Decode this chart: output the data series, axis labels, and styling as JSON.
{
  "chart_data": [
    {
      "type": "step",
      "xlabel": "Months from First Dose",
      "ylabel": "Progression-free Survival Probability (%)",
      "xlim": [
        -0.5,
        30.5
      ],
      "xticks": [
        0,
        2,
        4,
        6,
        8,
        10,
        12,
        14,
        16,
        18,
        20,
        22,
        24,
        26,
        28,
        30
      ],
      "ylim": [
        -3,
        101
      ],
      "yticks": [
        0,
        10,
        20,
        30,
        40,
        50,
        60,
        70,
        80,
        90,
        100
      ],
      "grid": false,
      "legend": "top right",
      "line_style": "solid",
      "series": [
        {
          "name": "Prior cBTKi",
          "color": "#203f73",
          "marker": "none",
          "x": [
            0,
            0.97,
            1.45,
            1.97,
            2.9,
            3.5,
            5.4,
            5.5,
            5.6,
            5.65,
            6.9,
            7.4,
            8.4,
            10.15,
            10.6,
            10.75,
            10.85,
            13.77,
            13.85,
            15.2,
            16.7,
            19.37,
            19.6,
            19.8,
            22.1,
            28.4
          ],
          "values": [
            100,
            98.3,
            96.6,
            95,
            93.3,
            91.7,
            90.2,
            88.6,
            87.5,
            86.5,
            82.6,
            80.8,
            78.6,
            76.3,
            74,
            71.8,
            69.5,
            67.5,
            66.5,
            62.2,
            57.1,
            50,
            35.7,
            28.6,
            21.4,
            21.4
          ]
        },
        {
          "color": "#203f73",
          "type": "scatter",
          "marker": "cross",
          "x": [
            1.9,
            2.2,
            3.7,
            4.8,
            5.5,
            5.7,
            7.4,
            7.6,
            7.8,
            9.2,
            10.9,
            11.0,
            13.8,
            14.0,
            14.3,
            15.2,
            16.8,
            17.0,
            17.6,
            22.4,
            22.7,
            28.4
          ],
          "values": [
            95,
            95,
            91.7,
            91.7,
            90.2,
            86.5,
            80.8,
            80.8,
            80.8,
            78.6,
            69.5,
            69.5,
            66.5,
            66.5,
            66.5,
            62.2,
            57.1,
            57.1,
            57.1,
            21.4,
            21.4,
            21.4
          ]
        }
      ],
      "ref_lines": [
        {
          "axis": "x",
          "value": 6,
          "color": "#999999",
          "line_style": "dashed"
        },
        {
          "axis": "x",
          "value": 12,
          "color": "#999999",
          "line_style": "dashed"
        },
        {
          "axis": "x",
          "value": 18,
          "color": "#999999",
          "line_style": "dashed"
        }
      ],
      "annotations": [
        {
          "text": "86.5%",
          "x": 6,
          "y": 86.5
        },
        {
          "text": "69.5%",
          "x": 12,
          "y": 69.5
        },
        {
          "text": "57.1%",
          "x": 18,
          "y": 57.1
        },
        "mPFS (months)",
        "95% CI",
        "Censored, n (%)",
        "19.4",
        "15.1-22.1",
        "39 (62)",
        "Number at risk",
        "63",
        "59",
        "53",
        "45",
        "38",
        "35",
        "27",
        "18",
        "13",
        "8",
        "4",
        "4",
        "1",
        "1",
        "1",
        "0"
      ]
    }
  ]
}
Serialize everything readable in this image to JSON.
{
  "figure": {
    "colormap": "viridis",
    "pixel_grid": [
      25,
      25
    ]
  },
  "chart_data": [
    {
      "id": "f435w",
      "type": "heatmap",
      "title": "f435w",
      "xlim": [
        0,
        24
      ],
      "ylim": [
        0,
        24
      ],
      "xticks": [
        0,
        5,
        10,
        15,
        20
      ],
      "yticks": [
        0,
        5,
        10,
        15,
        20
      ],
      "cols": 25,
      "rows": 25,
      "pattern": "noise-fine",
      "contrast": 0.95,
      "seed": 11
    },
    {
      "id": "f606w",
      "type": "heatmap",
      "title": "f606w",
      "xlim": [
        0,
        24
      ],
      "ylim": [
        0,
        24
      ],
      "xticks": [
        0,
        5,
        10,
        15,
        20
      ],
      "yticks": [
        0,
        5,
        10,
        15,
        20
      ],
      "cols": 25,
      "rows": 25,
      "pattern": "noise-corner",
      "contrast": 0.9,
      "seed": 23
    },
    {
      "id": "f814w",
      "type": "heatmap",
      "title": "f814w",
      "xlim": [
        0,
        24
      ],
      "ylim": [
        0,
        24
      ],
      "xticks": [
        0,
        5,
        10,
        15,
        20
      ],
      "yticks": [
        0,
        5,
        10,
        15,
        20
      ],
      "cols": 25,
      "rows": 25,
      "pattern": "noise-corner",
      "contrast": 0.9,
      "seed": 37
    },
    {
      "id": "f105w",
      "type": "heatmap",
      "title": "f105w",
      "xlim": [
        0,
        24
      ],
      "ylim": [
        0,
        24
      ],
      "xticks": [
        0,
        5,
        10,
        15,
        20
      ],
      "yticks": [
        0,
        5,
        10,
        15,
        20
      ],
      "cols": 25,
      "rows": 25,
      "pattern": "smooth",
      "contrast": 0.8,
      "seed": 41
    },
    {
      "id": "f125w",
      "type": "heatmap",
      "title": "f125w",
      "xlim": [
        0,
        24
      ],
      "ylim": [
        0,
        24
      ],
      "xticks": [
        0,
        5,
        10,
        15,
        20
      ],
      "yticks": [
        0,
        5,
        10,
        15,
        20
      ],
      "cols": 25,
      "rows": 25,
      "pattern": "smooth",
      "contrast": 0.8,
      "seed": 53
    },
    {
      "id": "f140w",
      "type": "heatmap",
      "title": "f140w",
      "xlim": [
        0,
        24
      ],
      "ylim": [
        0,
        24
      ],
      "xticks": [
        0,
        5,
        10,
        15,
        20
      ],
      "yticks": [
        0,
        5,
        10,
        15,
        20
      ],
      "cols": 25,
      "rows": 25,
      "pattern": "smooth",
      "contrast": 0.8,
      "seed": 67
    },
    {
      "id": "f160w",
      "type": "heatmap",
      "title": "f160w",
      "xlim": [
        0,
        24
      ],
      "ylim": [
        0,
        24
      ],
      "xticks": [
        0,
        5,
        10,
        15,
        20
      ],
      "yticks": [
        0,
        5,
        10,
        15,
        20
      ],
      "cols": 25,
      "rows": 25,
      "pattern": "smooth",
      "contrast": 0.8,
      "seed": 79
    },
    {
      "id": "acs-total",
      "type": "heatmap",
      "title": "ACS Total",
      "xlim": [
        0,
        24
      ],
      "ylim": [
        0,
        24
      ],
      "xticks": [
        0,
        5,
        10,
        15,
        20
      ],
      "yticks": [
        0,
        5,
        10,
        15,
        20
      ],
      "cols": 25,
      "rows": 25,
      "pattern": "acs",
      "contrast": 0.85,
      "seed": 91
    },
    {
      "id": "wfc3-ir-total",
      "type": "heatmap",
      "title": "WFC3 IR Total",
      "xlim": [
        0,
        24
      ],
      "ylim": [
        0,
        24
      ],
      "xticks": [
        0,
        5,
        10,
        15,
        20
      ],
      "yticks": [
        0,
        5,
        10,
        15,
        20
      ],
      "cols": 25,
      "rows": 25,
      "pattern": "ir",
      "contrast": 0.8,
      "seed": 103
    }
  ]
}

• • • • •

• [Required task]:
Take the listing above and write it out again exactly.

• [Solution]:
Decode this chart: output the data series, axis labels, and styling as JSON.
{
  "chart_data": [
    {
      "type": "step",
      "xlabel": "Months from First Dose",
      "ylabel": "Progression-free Survival Probability (%)",
      "xlim": [
        -0.5,
        30.5
      ],
      "xticks": [
        0,
        2,
        4,
        6,
        8,
        10,
        12,
        14,
        16,
        18,
        20,
        22,
        24,
        26,
        28,
        30
      ],
      "ylim": [
        -3,
        101
      ],
      "yticks": [
        0,
        10,
        20,
        30,
        40,
        50,
        60,
        70,
        80,
        90,
        100
      ],
      "grid": false,
      "legend": "top right",
      "line_style": "solid",
      "series": [
        {
          "name": "Prior cBTKi",
          "color": "#203f73",
          "marker": "none",
          "x": [
            0,
            0.97,
            1.45,
            1.97,
            2.9,
            3.5,
            5.4,
            5.5,
            5.6,
            5.65,
            6.9,
            7.4,
            8.4,
            10.15,
            10.6,
            10.75,
            10.85,
            13.77,
            13.85,
            15.2,
            16.7,
            19.37,
            19.6,
            19.8,
            22.1,
            28.4
          ],
          "values": [
            100,
            98.3,
            96.6,
            95,
            93.3,
            91.7,
            90.2,
            88.6,
            87.5,
            86.5,
            82.6,
            80.8,
            78.6,
            76.3,
            74,
            71.8,
            69.5,
            67.5,
            66.5,
            62.2,
            57.1,
            50,
            35.7,
            28.6,
            21.4,
            21.4
          ]
        },
        {
          "color": "#203f73",
          "type": "scatter",
          "marker": "cross",
          "x": [
            1.9,
            2.2,
            3.7,
            4.8,
            5.5,
            5.7,
            7.4,
            7.6,
            7.8,
            9.2,
            10.9,
            11.0,
            13.8,
            14.0,
            14.3,
            15.2,
            16.8,
            17.0,
            17.6,
            22.4,
            22.7,
            28.4
          ],
          "values": [
            95,
            95,
            91.7,
            91.7,
            90.2,
            86.5,
            80.8,
            80.8,
            80.8,
            78.6,
            69.5,
            69.5,
            66.5,
            66.5,
            66.5,
            62.2,
            57.1,
            57.1,
            57.1,
            21.4,
            21.4,
            21.4
          ]
        }
      ],
      "ref_lines": [
        {
          "axis": "x",
          "value": 6,
          "color": "#999999",
          "line_style": "dashed"
        },
        {
          "axis": "x",
          "value": 12,
          "color": "#999999",
          "line_style": "dashed"
        },
        {
          "axis": "x",
          "value": 18,
          "color": "#999999",
          "line_style": "dashed"
        }
      ],
      "annotations": [
        {
          "text": "86.5%",
          "x": 6,
          "y": 86.5
        },
        {
          "text": "69.5%",
          "x": 12,
          "y": 69.5
        },
        {
          "text": "57.1%",
          "x": 18,
          "y": 57.1
        },
        "mPFS (months)",
        "95% CI",
        "Censored, n (%)",
        "19.4",
        "15.1-22.1",
        "39 (62)",
        "Number at risk",
        "63",
        "59",
        "53",
        "45",
        "38",
        "35",
        "27",
        "18",
        "13",
        "8",
        "4",
        "4",
        "1",
        "1",
        "1",
        "0"
      ]
    }
  ]
}
Serialize everything readable in this image to JSON.
{
  "figure": {
    "colormap": "viridis",
    "pixel_grid": [
      25,
      25
    ]
  },
  "chart_data": [
    {
      "id": "f435w",
      "type": "heatmap",
      "title": "f435w",
      "xlim": [
        0,
        24
      ],
      "ylim": [
        0,
        24
      ],
      "xticks": [
        0,
        5,
        10,
        15,
        20
      ],
      "yticks": [
        0,
        5,
        10,
        15,
        20
      ],
      "cols": 25,
      "rows": 25,
      "pattern": "noise-fine",
      "contrast": 0.95,
      "seed": 11
    },
    {
      "id": "f606w",
      "type": "heatmap",
      "title": "f606w",
      "xlim": [
        0,
        24
      ],
      "ylim": [
        0,
        24
      ],
      "xticks": [
        0,
        5,
        10,
        15,
        20
      ],
      "yticks": [
        0,
        5,
        10,
        15,
        20
      ],
      "cols": 25,
      "rows": 25,
      "pattern": "noise-corner",
      "contrast": 0.9,
      "seed": 23
    },
    {
      "id": "f814w",
      "type": "heatmap",
      "title": "f814w",
      "xlim": [
        0,
        24
      ],
      "ylim": [
        0,
        24
      ],
      "xticks": [
        0,
        5,
        10,
        15,
        20
      ],
      "yticks": [
        0,
        5,
        10,
        15,
        20
      ],
      "cols": 25,
      "rows": 25,
      "pattern": "noise-corner",
      "contrast": 0.9,
      "seed": 37
    },
    {
      "id": "f105w",
      "type": "heatmap",
      "title": "f105w",
      "xlim": [
        0,
        24
      ],
      "ylim": [
        0,
        24
      ],
      "xticks": [
        0,
        5,
        10,
        15,
        20
      ],
      "yticks": [
        0,
        5,
        10,
        15,
        20
      ],
      "cols": 25,
      "rows": 25,
      "pattern": "smooth",
      "contrast": 0.8,
      "seed": 41
    },
    {
      "id": "f125w",
      "type": "heatmap",
      "title": "f125w",
      "xlim": [
        0,
        24
      ],
      "ylim": [
        0,
        24
      ],
      "xticks": [
        0,
        5,
        10,
        15,
        20
      ],
      "yticks": [
        0,
        5,
        10,
        15,
        20
      ],
      "cols": 25,
      "rows": 25,
      "pattern": "smooth",
      "contrast": 0.8,
      "seed": 53
    },
    {
      "id": "f140w",
      "type": "heatmap",
      "title": "f140w",
      "xlim": [
        0,
        24
      ],
      "ylim": [
        0,
        24
      ],
      "xticks": [
        0,
        5,
        10,
        15,
        20
      ],
      "yticks": [
        0,
        5,
        10,
        15,
        20
      ],
      "cols": 25,
      "rows": 25,
      "pattern": "smooth",
      "contrast": 0.8,
      "seed": 67
    },
    {
      "id": "f160w",
      "type": "heatmap",
      "title": "f160w",
      "xlim": [
        0,
        24
      ],
      "ylim": [
        0,
        24
      ],
      "xticks": [
        0,
        5,
        10,
        15,
        20
      ],
      "yticks": [
        0,
        5,
        10,
        15,
        20
      ],
      "cols": 25,
      "rows": 25,
      "pattern": "smooth",
      "contrast": 0.8,
      "seed": 79
    },
    {
      "id": "acs-total",
      "type": "heatmap",
      "title": "ACS Total",
      "xlim": [
        0,
        24
      ],
      "ylim": [
        0,
        24
      ],
      "xticks": [
        0,
        5,
        10,
        15,
        20
      ],
      "yticks": [
        0,
        5,
        10,
        15,
        20
      ],
      "cols": 25,
      "rows": 25,
      "pattern": "acs",
      "contrast": 0.85,
      "seed": 91
    },
    {
      "id": "wfc3-ir-total",
      "type": "heatmap",
      "title": "WFC3 IR Total",
      "xlim": [
        0,
        24
      ],
      "ylim": [
        0,
        24
      ],
      "xticks": [
        0,
        5,
        10,
        15,
        20
      ],
      "yticks": [
        0,
        5,
        10,
        15,
        20
      ],
      "cols": 25,
      "rows": 25,
      "pattern": "ir",
      "contrast": 0.8,
      "seed": 103
    }
  ]
}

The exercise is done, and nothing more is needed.